**Set task:** Copy the data below line for line, with no changes.

################

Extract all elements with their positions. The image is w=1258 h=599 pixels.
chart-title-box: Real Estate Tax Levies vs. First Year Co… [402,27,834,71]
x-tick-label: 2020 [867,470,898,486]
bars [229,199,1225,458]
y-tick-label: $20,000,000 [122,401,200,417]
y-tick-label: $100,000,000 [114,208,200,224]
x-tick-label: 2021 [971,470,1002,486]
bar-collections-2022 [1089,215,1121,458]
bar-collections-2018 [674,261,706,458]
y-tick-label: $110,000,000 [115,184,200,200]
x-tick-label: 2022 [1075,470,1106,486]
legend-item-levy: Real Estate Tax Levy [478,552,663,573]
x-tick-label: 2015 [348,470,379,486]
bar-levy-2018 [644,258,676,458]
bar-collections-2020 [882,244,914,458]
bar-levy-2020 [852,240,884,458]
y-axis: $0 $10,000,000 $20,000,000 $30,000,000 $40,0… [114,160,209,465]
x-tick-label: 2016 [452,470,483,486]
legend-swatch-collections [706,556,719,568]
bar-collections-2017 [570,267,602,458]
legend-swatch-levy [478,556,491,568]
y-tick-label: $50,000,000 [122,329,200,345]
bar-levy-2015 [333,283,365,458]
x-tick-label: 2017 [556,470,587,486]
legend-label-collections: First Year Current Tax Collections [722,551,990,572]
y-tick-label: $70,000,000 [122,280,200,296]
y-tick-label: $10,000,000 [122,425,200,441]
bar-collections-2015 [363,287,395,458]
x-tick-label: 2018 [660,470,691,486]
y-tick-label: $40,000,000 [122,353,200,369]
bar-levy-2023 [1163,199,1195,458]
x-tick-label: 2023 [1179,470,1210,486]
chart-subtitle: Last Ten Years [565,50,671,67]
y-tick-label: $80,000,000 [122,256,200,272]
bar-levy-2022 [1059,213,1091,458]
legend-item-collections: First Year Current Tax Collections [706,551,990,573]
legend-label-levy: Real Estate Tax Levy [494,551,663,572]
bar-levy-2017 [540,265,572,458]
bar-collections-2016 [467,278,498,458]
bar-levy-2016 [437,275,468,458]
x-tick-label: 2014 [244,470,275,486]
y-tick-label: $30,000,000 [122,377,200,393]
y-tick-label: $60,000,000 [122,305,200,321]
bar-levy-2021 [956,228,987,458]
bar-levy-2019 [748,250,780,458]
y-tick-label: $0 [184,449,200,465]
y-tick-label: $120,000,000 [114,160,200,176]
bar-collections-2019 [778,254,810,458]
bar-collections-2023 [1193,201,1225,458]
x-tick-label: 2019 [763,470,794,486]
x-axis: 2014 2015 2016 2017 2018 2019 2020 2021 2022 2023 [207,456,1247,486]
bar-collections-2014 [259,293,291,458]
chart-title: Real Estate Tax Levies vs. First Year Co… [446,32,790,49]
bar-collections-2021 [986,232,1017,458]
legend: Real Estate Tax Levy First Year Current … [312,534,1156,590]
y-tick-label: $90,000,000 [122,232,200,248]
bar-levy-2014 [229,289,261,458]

################

**The output:**
Extract all elements with their positions. The image is w=1258 h=599 pixels.
chart-title-box: Real Estate Tax Levies vs. First Year Co… [402,27,834,71]
x-tick-label: 2020 [867,470,898,486]
bars [229,199,1225,458]
y-tick-label: $20,000,000 [122,401,200,417]
y-tick-label: $100,000,000 [114,208,200,224]
x-tick-label: 2021 [971,470,1002,486]
bar-collections-2022 [1089,215,1121,458]
bar-collections-2018 [674,261,706,458]
y-tick-label: $110,000,000 [115,184,200,200]
x-tick-label: 2022 [1075,470,1106,486]
legend-item-levy: Real Estate Tax Levy [478,552,663,573]
x-tick-label: 2015 [348,470,379,486]
bar-levy-2018 [644,258,676,458]
bar-collections-2020 [882,244,914,458]
bar-levy-2020 [852,240,884,458]
y-axis: $0 $10,000,000 $20,000,000 $30,000,000 $40,0… [114,160,209,465]
x-tick-label: 2016 [452,470,483,486]
legend-swatch-collections [706,556,719,568]
bar-collections-2017 [570,267,602,458]
legend-swatch-levy [478,556,491,568]
y-tick-label: $50,000,000 [122,329,200,345]
bar-levy-2015 [333,283,365,458]
x-tick-label: 2017 [556,470,587,486]
legend-label-collections: First Year Current Tax Collections [722,551,990,572]
y-tick-label: $70,000,000 [122,280,200,296]
y-tick-label: $10,000,000 [122,425,200,441]
bar-collections-2015 [363,287,395,458]
x-tick-label: 2018 [660,470,691,486]
y-tick-label: $40,000,000 [122,353,200,369]
bar-levy-2023 [1163,199,1195,458]
x-tick-label: 2023 [1179,470,1210,486]
chart-subtitle: Last Ten Years [565,50,671,67]
y-tick-label: $80,000,000 [122,256,200,272]
bar-levy-2022 [1059,213,1091,458]
legend-item-collections: First Year Current Tax Collections [706,551,990,573]
legend-label-levy: Real Estate Tax Levy [494,551,663,572]
bar-levy-2017 [540,265,572,458]
bar-collections-2016 [467,278,498,458]
bar-levy-2016 [437,275,468,458]
x-tick-label: 2014 [244,470,275,486]
y-tick-label: $30,000,000 [122,377,200,393]
y-tick-label: $60,000,000 [122,305,200,321]
bar-levy-2021 [956,228,987,458]
bar-levy-2019 [748,250,780,458]
y-tick-label: $0 [184,449,200,465]
y-tick-label: $120,000,000 [114,160,200,176]
bar-collections-2019 [778,254,810,458]
bar-collections-2023 [1193,201,1225,458]
x-tick-label: 2019 [763,470,794,486]
x-axis: 2014 2015 2016 2017 2018 2019 2020 2021 2022 2023 [207,456,1247,486]
bar-collections-2014 [259,293,291,458]
chart-title: Real Estate Tax Levies vs. First Year Co… [446,32,790,49]
bar-collections-2021 [986,232,1017,458]
legend: Real Estate Tax Levy First Year Current … [312,534,1156,590]
y-tick-label: $90,000,000 [122,232,200,248]
bar-levy-2014 [229,289,261,458]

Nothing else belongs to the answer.